* start DATA FOR THIS TASK *

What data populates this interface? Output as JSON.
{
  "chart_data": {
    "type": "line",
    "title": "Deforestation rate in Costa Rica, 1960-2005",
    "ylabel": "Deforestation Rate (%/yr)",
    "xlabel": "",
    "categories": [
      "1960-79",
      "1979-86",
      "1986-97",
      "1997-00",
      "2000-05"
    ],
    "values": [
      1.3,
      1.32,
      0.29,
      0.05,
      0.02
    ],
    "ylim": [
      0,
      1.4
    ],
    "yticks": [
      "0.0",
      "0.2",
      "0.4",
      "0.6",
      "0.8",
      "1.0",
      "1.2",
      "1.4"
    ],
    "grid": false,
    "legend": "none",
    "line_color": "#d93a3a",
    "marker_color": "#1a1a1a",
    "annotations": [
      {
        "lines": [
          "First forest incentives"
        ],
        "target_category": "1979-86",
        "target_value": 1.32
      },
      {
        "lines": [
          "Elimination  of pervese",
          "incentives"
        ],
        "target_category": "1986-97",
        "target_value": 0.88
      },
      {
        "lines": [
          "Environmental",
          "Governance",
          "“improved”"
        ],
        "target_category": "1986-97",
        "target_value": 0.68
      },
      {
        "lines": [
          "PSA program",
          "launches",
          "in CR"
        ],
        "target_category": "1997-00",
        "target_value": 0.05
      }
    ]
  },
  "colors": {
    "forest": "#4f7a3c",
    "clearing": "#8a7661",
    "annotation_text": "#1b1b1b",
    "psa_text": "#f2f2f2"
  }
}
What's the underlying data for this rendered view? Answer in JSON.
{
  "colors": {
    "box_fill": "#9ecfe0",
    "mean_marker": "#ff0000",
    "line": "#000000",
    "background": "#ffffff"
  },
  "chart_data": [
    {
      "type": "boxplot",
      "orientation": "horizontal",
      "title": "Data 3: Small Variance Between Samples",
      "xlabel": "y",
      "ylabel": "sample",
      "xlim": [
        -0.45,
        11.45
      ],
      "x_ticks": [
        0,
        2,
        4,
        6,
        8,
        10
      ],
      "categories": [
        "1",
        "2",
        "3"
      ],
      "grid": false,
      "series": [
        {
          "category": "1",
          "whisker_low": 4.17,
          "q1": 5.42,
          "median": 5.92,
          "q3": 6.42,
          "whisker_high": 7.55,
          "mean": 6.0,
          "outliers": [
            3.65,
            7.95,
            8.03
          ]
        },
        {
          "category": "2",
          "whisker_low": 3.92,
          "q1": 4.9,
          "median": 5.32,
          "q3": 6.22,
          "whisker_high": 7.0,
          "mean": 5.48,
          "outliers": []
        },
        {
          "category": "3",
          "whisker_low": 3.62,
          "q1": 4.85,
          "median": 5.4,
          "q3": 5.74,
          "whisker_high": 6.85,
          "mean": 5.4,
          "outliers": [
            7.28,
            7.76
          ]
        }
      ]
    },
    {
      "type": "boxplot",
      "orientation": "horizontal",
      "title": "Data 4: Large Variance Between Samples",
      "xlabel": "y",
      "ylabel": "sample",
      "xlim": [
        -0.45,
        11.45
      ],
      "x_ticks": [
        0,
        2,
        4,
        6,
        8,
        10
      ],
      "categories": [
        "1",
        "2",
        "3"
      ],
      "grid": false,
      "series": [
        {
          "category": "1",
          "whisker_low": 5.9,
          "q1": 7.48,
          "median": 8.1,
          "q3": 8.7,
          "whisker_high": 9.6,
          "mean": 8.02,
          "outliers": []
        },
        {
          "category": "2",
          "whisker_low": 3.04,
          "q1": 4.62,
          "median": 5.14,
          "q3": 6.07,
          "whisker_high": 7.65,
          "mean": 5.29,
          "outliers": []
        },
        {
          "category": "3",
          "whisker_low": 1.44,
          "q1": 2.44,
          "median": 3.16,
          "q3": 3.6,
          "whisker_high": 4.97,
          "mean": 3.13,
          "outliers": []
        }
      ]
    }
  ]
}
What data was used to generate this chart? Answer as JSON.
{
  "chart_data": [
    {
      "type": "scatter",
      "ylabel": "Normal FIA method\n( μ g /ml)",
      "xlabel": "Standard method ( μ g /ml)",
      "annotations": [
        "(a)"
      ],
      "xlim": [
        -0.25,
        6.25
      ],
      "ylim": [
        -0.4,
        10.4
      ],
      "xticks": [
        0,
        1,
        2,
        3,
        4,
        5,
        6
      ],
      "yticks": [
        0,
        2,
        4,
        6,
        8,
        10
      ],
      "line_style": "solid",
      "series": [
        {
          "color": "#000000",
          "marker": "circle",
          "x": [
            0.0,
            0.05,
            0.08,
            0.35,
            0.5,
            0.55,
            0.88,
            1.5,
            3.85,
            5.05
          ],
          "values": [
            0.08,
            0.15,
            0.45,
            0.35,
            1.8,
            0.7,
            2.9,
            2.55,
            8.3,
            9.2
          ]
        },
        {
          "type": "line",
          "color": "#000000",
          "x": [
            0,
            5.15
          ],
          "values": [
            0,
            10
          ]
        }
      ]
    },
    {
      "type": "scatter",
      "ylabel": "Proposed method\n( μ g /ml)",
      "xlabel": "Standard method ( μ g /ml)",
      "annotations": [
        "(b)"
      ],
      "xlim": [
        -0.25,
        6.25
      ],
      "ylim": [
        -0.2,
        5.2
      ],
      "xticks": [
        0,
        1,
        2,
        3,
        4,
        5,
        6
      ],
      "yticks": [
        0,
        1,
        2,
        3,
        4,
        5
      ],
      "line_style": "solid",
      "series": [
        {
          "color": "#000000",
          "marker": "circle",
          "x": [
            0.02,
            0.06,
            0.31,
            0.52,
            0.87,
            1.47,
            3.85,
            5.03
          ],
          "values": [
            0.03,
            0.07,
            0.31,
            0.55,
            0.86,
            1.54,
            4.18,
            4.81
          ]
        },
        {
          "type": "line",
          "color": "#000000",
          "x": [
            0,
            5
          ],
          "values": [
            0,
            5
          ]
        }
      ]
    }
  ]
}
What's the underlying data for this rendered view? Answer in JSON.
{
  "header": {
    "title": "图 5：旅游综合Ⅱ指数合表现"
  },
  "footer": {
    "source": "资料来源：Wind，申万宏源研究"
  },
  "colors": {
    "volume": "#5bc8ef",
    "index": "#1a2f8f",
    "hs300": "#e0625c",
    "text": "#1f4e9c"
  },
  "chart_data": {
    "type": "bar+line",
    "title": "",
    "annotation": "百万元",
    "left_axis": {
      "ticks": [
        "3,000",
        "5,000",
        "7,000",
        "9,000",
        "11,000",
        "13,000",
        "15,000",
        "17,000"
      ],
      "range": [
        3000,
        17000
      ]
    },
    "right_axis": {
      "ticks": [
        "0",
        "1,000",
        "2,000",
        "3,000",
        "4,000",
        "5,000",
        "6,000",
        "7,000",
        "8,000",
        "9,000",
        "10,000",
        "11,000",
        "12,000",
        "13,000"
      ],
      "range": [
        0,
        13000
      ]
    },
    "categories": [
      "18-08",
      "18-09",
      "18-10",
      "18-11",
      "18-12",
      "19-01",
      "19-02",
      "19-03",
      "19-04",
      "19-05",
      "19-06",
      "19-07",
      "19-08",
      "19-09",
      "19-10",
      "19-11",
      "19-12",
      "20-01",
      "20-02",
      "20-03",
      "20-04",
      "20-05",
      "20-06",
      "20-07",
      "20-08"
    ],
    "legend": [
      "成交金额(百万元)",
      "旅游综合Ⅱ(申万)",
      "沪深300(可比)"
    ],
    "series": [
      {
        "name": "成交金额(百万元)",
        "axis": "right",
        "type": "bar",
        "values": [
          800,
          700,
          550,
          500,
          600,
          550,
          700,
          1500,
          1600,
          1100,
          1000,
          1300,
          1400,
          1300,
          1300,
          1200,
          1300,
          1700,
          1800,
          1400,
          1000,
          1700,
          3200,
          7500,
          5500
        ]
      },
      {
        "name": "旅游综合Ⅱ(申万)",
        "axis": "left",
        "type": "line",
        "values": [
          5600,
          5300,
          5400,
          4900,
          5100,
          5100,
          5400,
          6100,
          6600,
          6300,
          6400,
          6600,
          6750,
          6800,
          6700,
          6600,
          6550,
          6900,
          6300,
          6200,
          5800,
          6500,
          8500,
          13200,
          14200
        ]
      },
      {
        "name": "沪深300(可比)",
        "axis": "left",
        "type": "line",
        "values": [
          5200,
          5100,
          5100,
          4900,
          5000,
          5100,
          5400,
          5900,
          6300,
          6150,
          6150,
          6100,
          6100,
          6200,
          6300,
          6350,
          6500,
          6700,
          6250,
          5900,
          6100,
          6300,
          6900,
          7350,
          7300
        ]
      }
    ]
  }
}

* end DATA FOR THIS TASK *

Nothing but a number is needed here: how many lines hold the string "Variance"?

2